◆ Requirement ◆
Copy all of the material below exactly.

[Data items]
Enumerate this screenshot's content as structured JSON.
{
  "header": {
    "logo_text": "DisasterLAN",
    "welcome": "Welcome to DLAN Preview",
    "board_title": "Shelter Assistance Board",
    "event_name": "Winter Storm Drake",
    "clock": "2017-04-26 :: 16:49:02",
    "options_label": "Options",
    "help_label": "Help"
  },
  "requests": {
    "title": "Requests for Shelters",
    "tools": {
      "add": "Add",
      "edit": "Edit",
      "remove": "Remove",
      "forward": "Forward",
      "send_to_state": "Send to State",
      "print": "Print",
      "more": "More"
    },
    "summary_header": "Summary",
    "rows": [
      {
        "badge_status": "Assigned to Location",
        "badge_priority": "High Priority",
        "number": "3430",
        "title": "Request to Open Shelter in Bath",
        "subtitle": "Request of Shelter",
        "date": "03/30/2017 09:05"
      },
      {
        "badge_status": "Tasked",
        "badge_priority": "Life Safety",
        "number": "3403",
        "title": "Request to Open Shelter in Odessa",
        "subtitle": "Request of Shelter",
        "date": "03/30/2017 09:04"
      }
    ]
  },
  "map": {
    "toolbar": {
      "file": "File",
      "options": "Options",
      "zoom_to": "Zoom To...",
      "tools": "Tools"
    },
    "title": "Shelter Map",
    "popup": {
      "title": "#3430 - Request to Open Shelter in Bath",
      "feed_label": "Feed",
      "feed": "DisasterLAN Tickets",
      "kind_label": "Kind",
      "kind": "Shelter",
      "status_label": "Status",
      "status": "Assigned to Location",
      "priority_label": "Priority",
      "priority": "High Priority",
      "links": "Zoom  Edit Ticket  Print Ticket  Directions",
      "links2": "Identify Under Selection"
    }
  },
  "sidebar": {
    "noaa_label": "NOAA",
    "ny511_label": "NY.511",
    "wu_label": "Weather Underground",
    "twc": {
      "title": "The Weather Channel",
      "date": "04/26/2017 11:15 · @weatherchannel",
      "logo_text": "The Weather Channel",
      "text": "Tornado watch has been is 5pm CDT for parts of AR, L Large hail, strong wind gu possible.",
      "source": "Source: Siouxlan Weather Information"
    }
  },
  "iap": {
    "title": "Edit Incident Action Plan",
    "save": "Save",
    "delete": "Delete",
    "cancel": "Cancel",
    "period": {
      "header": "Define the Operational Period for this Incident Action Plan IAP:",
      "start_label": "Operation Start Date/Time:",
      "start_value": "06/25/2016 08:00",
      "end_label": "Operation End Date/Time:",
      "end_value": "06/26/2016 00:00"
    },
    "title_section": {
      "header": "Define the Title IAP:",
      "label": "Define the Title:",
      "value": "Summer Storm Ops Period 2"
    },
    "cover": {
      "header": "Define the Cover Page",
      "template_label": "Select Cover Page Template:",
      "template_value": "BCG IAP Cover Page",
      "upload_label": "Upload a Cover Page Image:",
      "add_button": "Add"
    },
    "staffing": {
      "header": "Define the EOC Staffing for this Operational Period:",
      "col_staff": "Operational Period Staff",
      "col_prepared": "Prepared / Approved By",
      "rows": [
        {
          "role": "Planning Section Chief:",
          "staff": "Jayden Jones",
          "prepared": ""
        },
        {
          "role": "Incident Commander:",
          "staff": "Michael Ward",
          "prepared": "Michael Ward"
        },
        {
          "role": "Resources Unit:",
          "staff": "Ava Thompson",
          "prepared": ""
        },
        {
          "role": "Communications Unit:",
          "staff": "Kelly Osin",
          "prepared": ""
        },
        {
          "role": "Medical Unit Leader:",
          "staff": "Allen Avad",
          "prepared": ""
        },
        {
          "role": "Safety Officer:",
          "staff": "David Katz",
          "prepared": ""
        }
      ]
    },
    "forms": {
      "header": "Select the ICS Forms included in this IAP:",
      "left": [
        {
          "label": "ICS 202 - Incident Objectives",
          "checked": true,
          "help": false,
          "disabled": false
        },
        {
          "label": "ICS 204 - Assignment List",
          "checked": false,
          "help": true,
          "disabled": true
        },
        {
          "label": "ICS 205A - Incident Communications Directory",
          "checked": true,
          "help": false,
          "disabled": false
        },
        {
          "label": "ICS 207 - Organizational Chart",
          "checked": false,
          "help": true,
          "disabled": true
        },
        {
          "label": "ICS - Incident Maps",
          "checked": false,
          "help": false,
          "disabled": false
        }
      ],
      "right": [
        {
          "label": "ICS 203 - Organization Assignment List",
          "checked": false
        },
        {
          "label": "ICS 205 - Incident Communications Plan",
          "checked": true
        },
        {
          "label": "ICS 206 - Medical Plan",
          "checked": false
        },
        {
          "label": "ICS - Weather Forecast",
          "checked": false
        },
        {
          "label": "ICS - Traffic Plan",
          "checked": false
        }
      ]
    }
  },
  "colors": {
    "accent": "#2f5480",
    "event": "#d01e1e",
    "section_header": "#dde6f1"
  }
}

◆ Result of this exercise ◆
Enumerate this screenshot's content as structured JSON.
{
  "header": {
    "logo_text": "DisasterLAN",
    "welcome": "Welcome to DLAN Preview",
    "board_title": "Shelter Assistance Board",
    "event_name": "Winter Storm Drake",
    "clock": "2017-04-26 :: 16:49:02",
    "options_label": "Options",
    "help_label": "Help"
  },
  "requests": {
    "title": "Requests for Shelters",
    "tools": {
      "add": "Add",
      "edit": "Edit",
      "remove": "Remove",
      "forward": "Forward",
      "send_to_state": "Send to State",
      "print": "Print",
      "more": "More"
    },
    "summary_header": "Summary",
    "rows": [
      {
        "badge_status": "Assigned to Location",
        "badge_priority": "High Priority",
        "number": "3430",
        "title": "Request to Open Shelter in Bath",
        "subtitle": "Request of Shelter",
        "date": "03/30/2017 09:05"
      },
      {
        "badge_status": "Tasked",
        "badge_priority": "Life Safety",
        "number": "3403",
        "title": "Request to Open Shelter in Odessa",
        "subtitle": "Request of Shelter",
        "date": "03/30/2017 09:04"
      }
    ]
  },
  "map": {
    "toolbar": {
      "file": "File",
      "options": "Options",
      "zoom_to": "Zoom To...",
      "tools": "Tools"
    },
    "title": "Shelter Map",
    "popup": {
      "title": "#3430 - Request to Open Shelter in Bath",
      "feed_label": "Feed",
      "feed": "DisasterLAN Tickets",
      "kind_label": "Kind",
      "kind": "Shelter",
      "status_label": "Status",
      "status": "Assigned to Location",
      "priority_label": "Priority",
      "priority": "High Priority",
      "links": "Zoom  Edit Ticket  Print Ticket  Directions",
      "links2": "Identify Under Selection"
    }
  },
  "sidebar": {
    "noaa_label": "NOAA",
    "ny511_label": "NY.511",
    "wu_label": "Weather Underground",
    "twc": {
      "title": "The Weather Channel",
      "date": "04/26/2017 11:15 · @weatherchannel",
      "logo_text": "The Weather Channel",
      "text": "Tornado watch has been is 5pm CDT for parts of AR, L Large hail, strong wind gu possible.",
      "source": "Source: Siouxlan Weather Information"
    }
  },
  "iap": {
    "title": "Edit Incident Action Plan",
    "save": "Save",
    "delete": "Delete",
    "cancel": "Cancel",
    "period": {
      "header": "Define the Operational Period for this Incident Action Plan IAP:",
      "start_label": "Operation Start Date/Time:",
      "start_value": "06/25/2016 08:00",
      "end_label": "Operation End Date/Time:",
      "end_value": "06/26/2016 00:00"
    },
    "title_section": {
      "header": "Define the Title IAP:",
      "label": "Define the Title:",
      "value": "Summer Storm Ops Period 2"
    },
    "cover": {
      "header": "Define the Cover Page",
      "template_label": "Select Cover Page Template:",
      "template_value": "BCG IAP Cover Page",
      "upload_label": "Upload a Cover Page Image:",
      "add_button": "Add"
    },
    "staffing": {
      "header": "Define the EOC Staffing for this Operational Period:",
      "col_staff": "Operational Period Staff",
      "col_prepared": "Prepared / Approved By",
      "rows": [
        {
          "role": "Planning Section Chief:",
          "staff": "Jayden Jones",
          "prepared": ""
        },
        {
          "role": "Incident Commander:",
          "staff": "Michael Ward",
          "prepared": "Michael Ward"
        },
        {
          "role": "Resources Unit:",
          "staff": "Ava Thompson",
          "prepared": ""
        },
        {
          "role": "Communications Unit:",
          "staff": "Kelly Osin",
          "prepared": ""
        },
        {
          "role": "Medical Unit Leader:",
          "staff": "Allen Avad",
          "prepared": ""
        },
        {
          "role": "Safety Officer:",
          "staff": "David Katz",
          "prepared": ""
        }
      ]
    },
    "forms": {
      "header": "Select the ICS Forms included in this IAP:",
      "left": [
        {
          "label": "ICS 202 - Incident Objectives",
          "checked": true,
          "help": false,
          "disabled": false
        },
        {
          "label": "ICS 204 - Assignment List",
          "checked": false,
          "help": true,
          "disabled": true
        },
        {
          "label": "ICS 205A - Incident Communications Directory",
          "checked": true,
          "help": false,
          "disabled": false
        },
        {
          "label": "ICS 207 - Organizational Chart",
          "checked": false,
          "help": true,
          "disabled": true
        },
        {
          "label": "ICS - Incident Maps",
          "checked": false,
          "help": false,
          "disabled": false
        }
      ],
      "right": [
        {
          "label": "ICS 203 - Organization Assignment List",
          "checked": false
        },
        {
          "label": "ICS 205 - Incident Communications Plan",
          "checked": true
        },
        {
          "label": "ICS 206 - Medical Plan",
          "checked": false
        },
        {
          "label": "ICS - Weather Forecast",
          "checked": false
        },
        {
          "label": "ICS - Traffic Plan",
          "checked": false
        }
      ]
    }
  },
  "colors": {
    "accent": "#2f5480",
    "event": "#d01e1e",
    "section_header": "#dde6f1"
  }
}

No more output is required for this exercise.